■ What is required
Copy each line that contains the string "METEOROLOJİ".

— BEGIN Recorded data —

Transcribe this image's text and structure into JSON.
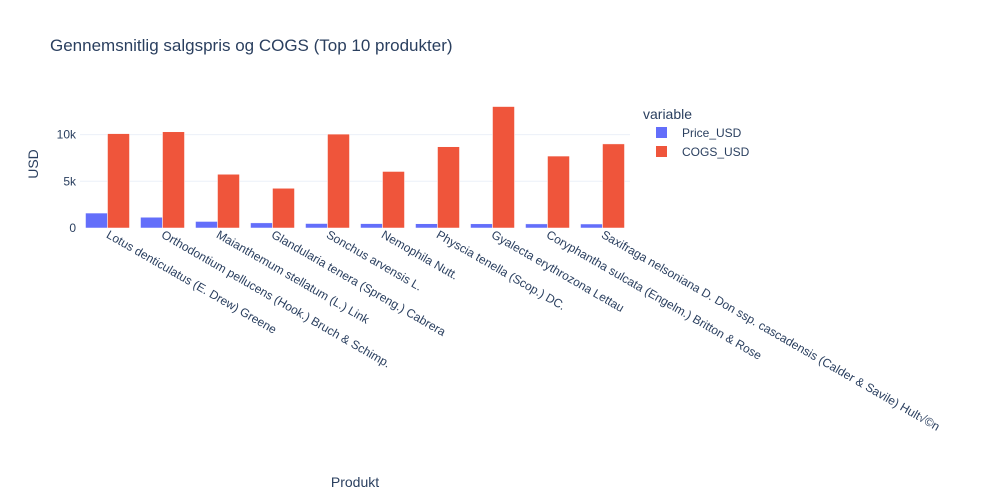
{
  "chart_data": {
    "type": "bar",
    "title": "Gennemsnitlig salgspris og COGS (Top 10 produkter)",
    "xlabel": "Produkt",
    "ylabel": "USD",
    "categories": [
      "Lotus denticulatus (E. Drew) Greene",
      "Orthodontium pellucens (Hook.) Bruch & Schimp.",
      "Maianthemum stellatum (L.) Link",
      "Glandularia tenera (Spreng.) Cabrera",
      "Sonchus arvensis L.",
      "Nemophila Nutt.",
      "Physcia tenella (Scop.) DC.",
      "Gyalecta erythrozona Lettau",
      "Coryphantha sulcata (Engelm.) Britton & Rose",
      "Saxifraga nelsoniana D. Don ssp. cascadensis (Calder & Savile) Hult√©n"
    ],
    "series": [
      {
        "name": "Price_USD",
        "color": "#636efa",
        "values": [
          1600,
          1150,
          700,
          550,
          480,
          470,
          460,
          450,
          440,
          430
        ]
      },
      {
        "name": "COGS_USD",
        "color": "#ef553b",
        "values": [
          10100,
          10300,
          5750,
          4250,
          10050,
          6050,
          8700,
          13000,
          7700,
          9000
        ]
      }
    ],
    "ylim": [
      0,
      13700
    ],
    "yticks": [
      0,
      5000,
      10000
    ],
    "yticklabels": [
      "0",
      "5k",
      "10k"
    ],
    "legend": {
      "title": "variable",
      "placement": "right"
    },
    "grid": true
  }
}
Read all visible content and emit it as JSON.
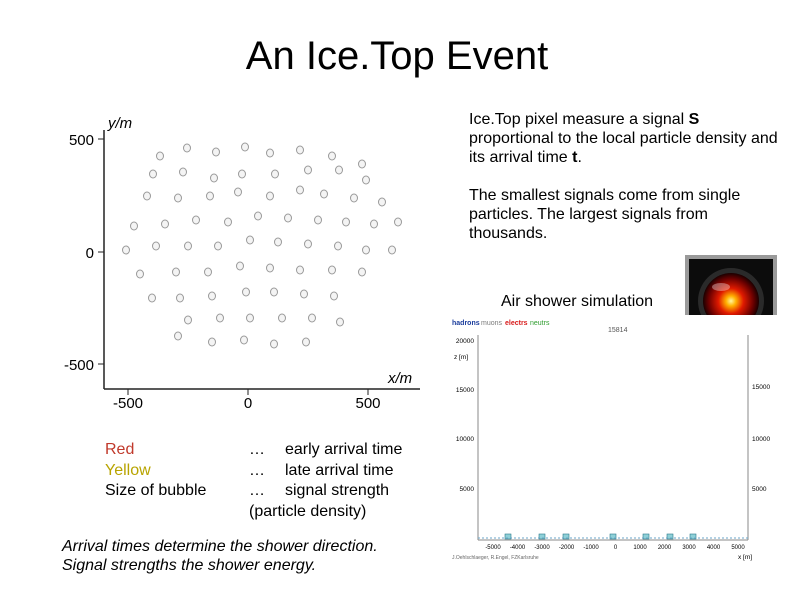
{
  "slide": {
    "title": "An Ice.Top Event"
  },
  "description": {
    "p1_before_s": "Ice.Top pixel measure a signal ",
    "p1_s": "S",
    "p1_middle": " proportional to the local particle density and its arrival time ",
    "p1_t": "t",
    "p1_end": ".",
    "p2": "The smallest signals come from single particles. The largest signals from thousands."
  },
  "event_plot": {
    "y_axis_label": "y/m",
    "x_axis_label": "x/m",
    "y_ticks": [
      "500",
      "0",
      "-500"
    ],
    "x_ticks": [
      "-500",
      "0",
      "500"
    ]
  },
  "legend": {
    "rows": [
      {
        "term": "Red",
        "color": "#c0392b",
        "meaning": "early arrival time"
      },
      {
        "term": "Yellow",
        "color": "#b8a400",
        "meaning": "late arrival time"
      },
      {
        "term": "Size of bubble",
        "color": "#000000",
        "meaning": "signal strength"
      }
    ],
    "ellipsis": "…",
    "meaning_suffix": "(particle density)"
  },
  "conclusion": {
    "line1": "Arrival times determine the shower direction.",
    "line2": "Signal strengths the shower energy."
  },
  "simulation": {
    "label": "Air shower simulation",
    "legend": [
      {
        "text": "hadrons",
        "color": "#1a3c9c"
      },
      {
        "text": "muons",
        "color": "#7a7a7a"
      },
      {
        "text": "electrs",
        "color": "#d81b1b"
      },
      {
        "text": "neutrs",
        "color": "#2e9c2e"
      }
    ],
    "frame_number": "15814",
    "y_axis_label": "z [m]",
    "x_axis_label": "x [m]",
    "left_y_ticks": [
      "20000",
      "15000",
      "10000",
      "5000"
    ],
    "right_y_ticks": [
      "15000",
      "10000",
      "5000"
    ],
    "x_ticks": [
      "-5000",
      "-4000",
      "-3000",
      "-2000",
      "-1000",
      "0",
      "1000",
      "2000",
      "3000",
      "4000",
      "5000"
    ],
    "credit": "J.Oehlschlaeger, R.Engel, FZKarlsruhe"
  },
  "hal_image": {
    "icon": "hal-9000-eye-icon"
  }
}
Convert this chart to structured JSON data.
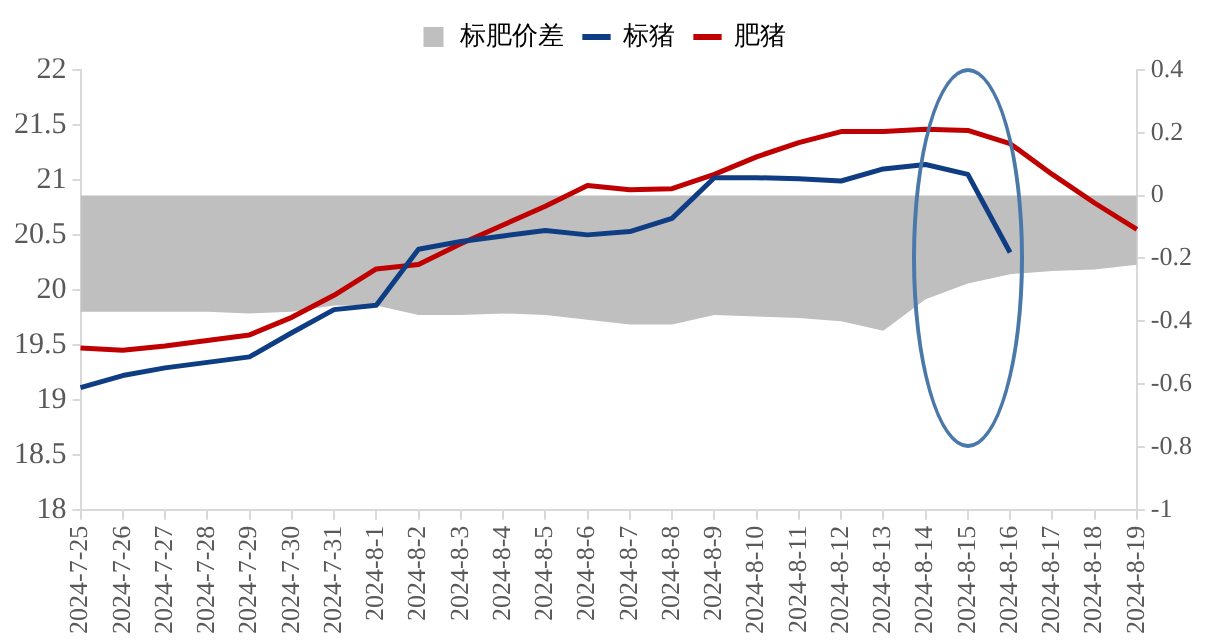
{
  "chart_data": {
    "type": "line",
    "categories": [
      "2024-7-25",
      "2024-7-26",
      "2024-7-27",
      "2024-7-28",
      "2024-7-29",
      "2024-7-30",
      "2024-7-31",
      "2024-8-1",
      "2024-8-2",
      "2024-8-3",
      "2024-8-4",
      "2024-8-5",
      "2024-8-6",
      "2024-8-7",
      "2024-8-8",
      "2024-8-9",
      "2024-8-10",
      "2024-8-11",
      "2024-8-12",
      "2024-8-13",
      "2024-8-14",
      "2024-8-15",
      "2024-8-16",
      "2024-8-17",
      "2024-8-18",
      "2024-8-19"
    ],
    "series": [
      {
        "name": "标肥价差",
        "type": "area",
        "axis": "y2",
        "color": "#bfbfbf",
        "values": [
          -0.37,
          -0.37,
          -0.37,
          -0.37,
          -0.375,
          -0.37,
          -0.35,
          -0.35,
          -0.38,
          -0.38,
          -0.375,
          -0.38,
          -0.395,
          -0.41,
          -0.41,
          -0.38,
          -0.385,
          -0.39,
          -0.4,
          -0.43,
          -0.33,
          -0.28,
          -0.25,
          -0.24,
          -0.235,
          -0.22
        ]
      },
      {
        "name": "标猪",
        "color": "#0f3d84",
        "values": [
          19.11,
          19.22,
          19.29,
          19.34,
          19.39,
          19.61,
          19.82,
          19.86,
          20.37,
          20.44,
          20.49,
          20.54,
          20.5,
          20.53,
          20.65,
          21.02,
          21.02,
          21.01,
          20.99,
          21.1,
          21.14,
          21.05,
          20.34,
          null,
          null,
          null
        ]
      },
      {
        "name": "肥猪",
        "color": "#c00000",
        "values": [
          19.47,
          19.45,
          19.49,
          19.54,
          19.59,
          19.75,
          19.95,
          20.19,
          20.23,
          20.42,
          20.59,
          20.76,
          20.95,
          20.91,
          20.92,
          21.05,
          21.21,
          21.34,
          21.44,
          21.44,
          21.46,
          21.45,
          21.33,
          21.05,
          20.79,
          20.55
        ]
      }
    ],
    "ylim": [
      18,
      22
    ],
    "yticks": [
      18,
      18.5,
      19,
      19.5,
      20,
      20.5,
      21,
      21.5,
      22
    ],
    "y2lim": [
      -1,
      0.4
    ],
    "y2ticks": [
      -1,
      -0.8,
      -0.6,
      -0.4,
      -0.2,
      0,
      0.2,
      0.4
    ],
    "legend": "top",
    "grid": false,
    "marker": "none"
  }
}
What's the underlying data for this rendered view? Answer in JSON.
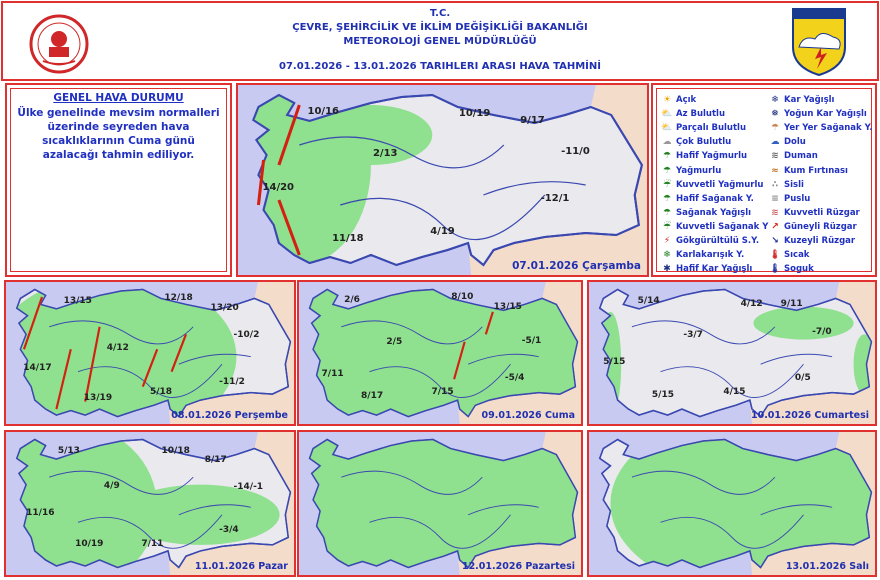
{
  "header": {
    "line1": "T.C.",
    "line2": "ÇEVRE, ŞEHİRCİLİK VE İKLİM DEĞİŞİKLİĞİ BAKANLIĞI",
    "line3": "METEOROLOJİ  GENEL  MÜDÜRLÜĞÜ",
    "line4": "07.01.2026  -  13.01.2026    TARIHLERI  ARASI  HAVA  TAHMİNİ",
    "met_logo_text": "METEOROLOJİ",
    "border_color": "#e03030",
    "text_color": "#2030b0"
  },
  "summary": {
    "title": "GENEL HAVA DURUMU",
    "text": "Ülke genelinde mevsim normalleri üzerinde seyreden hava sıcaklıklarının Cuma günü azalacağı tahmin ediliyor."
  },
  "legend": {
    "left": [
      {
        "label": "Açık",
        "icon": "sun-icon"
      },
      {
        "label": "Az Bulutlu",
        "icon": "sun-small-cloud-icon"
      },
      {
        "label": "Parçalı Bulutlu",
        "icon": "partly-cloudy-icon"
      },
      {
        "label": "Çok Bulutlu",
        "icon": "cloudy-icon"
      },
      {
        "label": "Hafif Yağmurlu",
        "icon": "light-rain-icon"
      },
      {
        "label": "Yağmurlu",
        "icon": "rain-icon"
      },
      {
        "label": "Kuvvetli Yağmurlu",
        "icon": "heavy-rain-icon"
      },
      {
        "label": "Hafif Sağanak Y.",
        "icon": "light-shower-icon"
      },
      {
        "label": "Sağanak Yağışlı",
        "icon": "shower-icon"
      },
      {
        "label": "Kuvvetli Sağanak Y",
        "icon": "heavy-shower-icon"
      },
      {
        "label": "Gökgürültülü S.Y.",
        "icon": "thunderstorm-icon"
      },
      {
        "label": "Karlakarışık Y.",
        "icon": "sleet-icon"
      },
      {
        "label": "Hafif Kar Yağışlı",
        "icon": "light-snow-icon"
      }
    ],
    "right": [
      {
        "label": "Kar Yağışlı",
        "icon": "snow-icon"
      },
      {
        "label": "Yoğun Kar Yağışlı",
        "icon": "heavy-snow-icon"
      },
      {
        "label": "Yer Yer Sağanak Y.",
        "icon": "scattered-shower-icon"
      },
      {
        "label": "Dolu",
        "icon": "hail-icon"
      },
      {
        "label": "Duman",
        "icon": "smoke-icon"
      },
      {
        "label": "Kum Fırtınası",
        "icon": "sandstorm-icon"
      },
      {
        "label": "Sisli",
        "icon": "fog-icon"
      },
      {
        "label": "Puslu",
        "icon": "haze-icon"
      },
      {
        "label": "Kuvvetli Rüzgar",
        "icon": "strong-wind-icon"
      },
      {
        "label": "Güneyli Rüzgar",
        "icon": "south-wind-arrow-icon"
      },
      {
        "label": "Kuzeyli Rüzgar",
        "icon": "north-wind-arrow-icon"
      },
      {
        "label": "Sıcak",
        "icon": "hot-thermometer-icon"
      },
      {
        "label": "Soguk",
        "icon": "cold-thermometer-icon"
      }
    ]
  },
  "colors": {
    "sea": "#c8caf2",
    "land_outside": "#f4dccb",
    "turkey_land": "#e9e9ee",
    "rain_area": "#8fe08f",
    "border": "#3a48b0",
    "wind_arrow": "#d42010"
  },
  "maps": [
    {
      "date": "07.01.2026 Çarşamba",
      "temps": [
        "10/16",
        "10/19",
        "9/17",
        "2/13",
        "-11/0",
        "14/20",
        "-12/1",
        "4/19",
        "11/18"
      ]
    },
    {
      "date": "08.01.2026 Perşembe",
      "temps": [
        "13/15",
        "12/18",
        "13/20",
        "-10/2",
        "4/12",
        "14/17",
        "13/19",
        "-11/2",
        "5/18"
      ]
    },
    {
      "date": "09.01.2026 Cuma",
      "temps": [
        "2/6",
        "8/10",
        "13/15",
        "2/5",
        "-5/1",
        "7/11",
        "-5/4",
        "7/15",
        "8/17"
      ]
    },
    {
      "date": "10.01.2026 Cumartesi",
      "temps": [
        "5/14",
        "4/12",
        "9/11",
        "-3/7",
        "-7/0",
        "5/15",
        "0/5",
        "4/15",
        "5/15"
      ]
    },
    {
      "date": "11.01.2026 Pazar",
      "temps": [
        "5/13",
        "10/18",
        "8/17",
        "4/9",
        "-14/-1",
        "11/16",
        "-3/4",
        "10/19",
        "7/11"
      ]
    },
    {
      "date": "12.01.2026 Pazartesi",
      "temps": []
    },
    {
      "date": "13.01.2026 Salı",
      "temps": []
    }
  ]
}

— END Recorded data —

■ Written answer
    "line3": "METEOROLOJİ  GENEL  MÜDÜRLÜĞÜ",
    "met_logo_text": "METEOROLOJİ",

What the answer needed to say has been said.